| Set exercise 1 |
Put the listing lines into a JSON list of strings, one string per line, leaving out blank lines. Start at the line containing "brace-b-vegetative: [479, 243, 502, 507]" and end with the line containing "needle: [926, 268, 1006, 322]", including both.

| Page text |

══════

The tea was really weak

The view was amazing - we were lucky to have clear blue skies: rare in Beijing!
Our ride back entailed many navigational snafus. Cycling directions are not readily available; bike “lanes” that run along a major highway often turn into smaller access roads – always used by motor scooters and often used as convenient parking spots for cars – and side roads peter out with wild fields and footpaths creating interesting (and frustrating) routes.

This shows part of our route and gives an idea of how far we were from central Beijing
Total distance – I’m not sure, probably around 10-12 miles. Fortunately I’d had the opportunity to bike a lot in the countryside the previous week in the beautiful area of Yangshuo, along the Yulong River. This was a far more pleasant biking experience than I had in Beijing.

Ride 3: October 22, 2016 – After leaving Beijing I spent two weeks in Japan, hiking through beautiful countryside, exploring small villages, and visiting the large cities of Tokyo and Kyoto. I had little opportunity for cycling, but was able to get a bike from my Kyoto hotel toward the end. It was a supremely comfortable 7-speed internal hub bike ($13 for the whole day!) and I made my destination the Fushimi Inari Taisha shrine (fox shrine) – famous for its thousands of red torii gates and strenuous uphill hike. Kyoto has a long canal running north-south which has broad multi-use paths on both sides. For some reason, however, my navigation system insisted I get off the lovely canal path and took me through many city streets, including bridges over highways that left me feeling the path couldn’t possibly be right. But I prevailed and soon found myself in the Saturday hustle-and-bustle of busy train stops, street vendors, and foot traffic leading up to the grounds of the shrine.

══════

| Dataset rows |
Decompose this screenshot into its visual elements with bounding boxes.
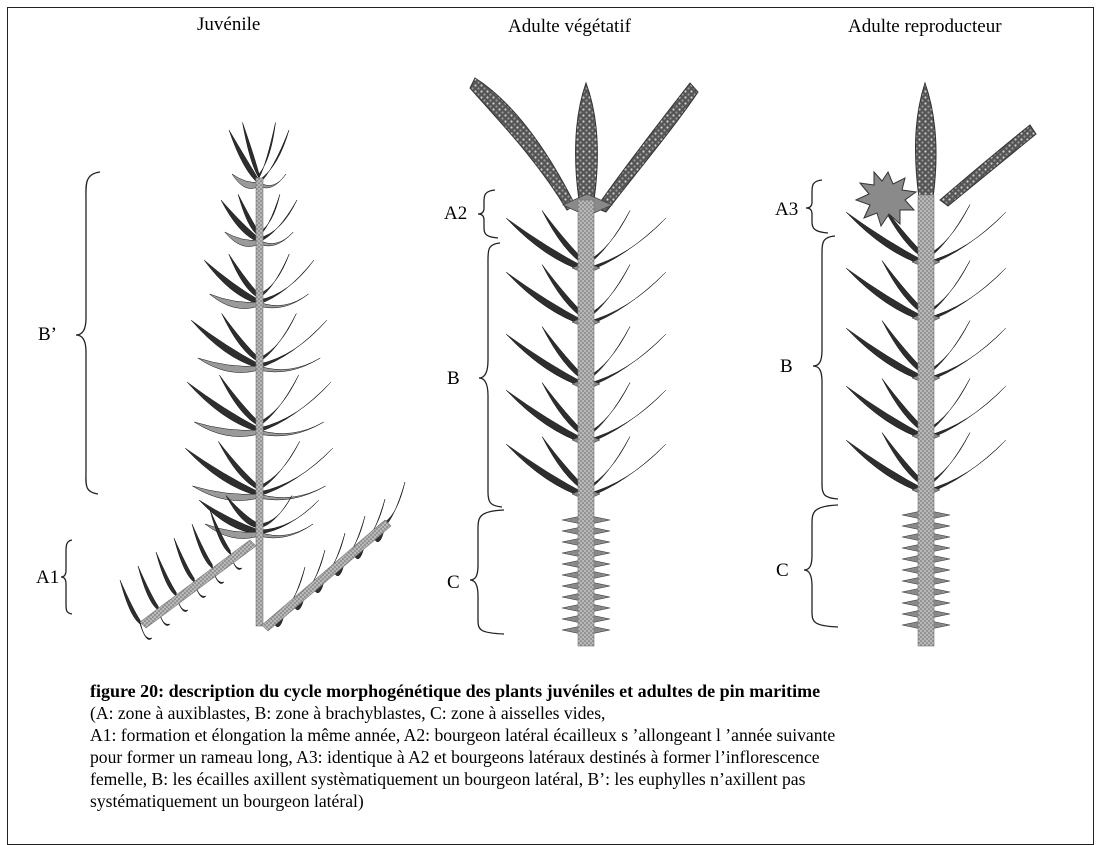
brace-b-vegetative: [479, 243, 502, 507]
needle: [506, 444, 586, 498]
label-a3: A3: [775, 199, 798, 221]
title-reproductive: Adulte reproducteur: [848, 16, 1002, 38]
label-c-vegetative: C: [447, 572, 460, 594]
title-vegetative: Adulte végétatif: [508, 16, 631, 38]
label-b-reproductive: B: [780, 356, 793, 378]
needle: [259, 500, 319, 534]
needle: [846, 386, 926, 440]
brace-b-prime: [76, 172, 100, 494]
needle: [926, 268, 1006, 322]
needle: [221, 200, 259, 242]
needle: [926, 212, 1006, 266]
needle: [586, 334, 666, 388]
needle: [191, 320, 259, 368]
reproductive-plant: [804, 83, 1036, 646]
label-c-reproductive: C: [776, 560, 789, 582]
needle: [192, 524, 212, 568]
needle: [259, 254, 289, 298]
needle: [174, 538, 194, 582]
needle: [385, 482, 405, 526]
needle: [846, 440, 926, 494]
juvenile-plant: [61, 123, 405, 640]
needle: [846, 212, 926, 266]
needle: [586, 218, 666, 272]
caption-line: pour former un rameau long, A3: identiqu…: [90, 746, 1080, 768]
needle: [259, 123, 276, 179]
reproductive-terminal-shoot: [915, 83, 936, 198]
brace-c-vegetative: [470, 510, 504, 634]
needle: [259, 441, 300, 490]
label-b-vegetative: B: [447, 368, 460, 390]
figure-caption: figure 20: description du cycle morphogé…: [90, 680, 1080, 812]
female-inflorescence-star: [856, 172, 916, 226]
reproductive-lateral-shoot: [940, 125, 1036, 206]
vegetative-stem: [578, 200, 594, 646]
needle: [506, 334, 586, 388]
brace-a3: [806, 180, 828, 233]
needle: [846, 328, 926, 382]
needle: [259, 313, 296, 362]
needle: [259, 422, 324, 436]
needle: [259, 375, 299, 426]
caption-heading: figure 20: description du cycle morphogé…: [90, 680, 1080, 702]
needle: [185, 448, 259, 496]
needle: [259, 448, 333, 496]
needle: [926, 328, 1006, 382]
vegetative-plant: [470, 78, 698, 646]
needle: [259, 486, 326, 500]
reproductive-stem: [918, 195, 934, 646]
label-b-prime: B’: [38, 324, 57, 346]
caption-line: (A: zone à auxiblastes, B: zone à brachy…: [90, 702, 1080, 724]
needle: [259, 358, 320, 372]
needle: [259, 320, 327, 368]
needle: [259, 200, 297, 242]
label-a2: A2: [444, 203, 467, 225]
caption-line: systématiquement un bourgeon latéral): [90, 790, 1080, 812]
needle: [926, 440, 1006, 494]
needle: [138, 566, 158, 610]
needle: [199, 500, 259, 534]
brace-a1: [61, 540, 72, 614]
caption-line: A1: formation et élongation la même anné…: [90, 724, 1080, 746]
needle: [506, 218, 586, 272]
brace-c-reproductive: [804, 505, 838, 627]
needle: [204, 260, 259, 304]
vegetative-terminal-shoot: [576, 83, 598, 200]
needle: [156, 552, 176, 596]
brace-a2: [478, 190, 498, 238]
caption-line: femelle, B: les écailles axillent systèm…: [90, 768, 1080, 790]
needle: [586, 390, 666, 444]
needle: [259, 260, 314, 304]
vegetative-right-shoot: [596, 83, 698, 212]
needle: [259, 496, 292, 529]
juvenile-left-branch: [140, 540, 256, 628]
needle: [506, 272, 586, 326]
brace-b-reproductive: [813, 236, 838, 499]
label-a1: A1: [36, 567, 59, 589]
needle: [846, 268, 926, 322]
needle: [259, 382, 331, 432]
needle: [586, 272, 666, 326]
needle: [586, 444, 666, 498]
title-juvenile: Juvénile: [197, 14, 260, 36]
needle: [120, 580, 140, 624]
juvenile-stem: [256, 178, 263, 626]
vegetative-left-shoot: [470, 78, 575, 210]
needle: [506, 390, 586, 444]
needle: [926, 386, 1006, 440]
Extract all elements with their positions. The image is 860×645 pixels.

══════

| Set exercise 2 |
Transcribe the bike ride account word for word, starting at "Our ride back" and stopping after "had in Beijing.".

| Written answer 1 |
[
  "brace-b-vegetative: [479, 243, 502, 507]",
  "needle: [506, 444, 586, 498]",
  "label-a3: A3: [775, 199, 798, 221]",
  "title-reproductive: Adulte reproducteur: [848, 16, 1002, 38]",
  "label-c-vegetative: C: [447, 572, 460, 594]",
  "title-vegetative: Adulte végétatif: [508, 16, 631, 38]",
  "label-b-reproductive: B: [780, 356, 793, 378]",
  "needle: [259, 500, 319, 534]",
  "needle: [846, 386, 926, 440]",
  "brace-b-prime: [76, 172, 100, 494]",
  "needle: [926, 268, 1006, 322]"
]

| Written answer 2 |
Our ride back entailed many navigational snafus. Cycling directions are not readily available; bike “lanes” that run along a major highway often turn into smaller access roads – always used by motor scooters and often used as convenient parking spots for cars – and side roads peter out with wild fields and footpaths creating interesting (and frustrating) routes.

This shows part of our route and gives an idea of how far we were from central Beijing
Total distance – I’m not sure, probably around 10-12 miles. Fortunately I’d had the opportunity to bike a lot in the countryside the previous week in the beautiful area of Yangshuo, along the Yulong River. This was a far more pleasant biking experience than I had in Beijing.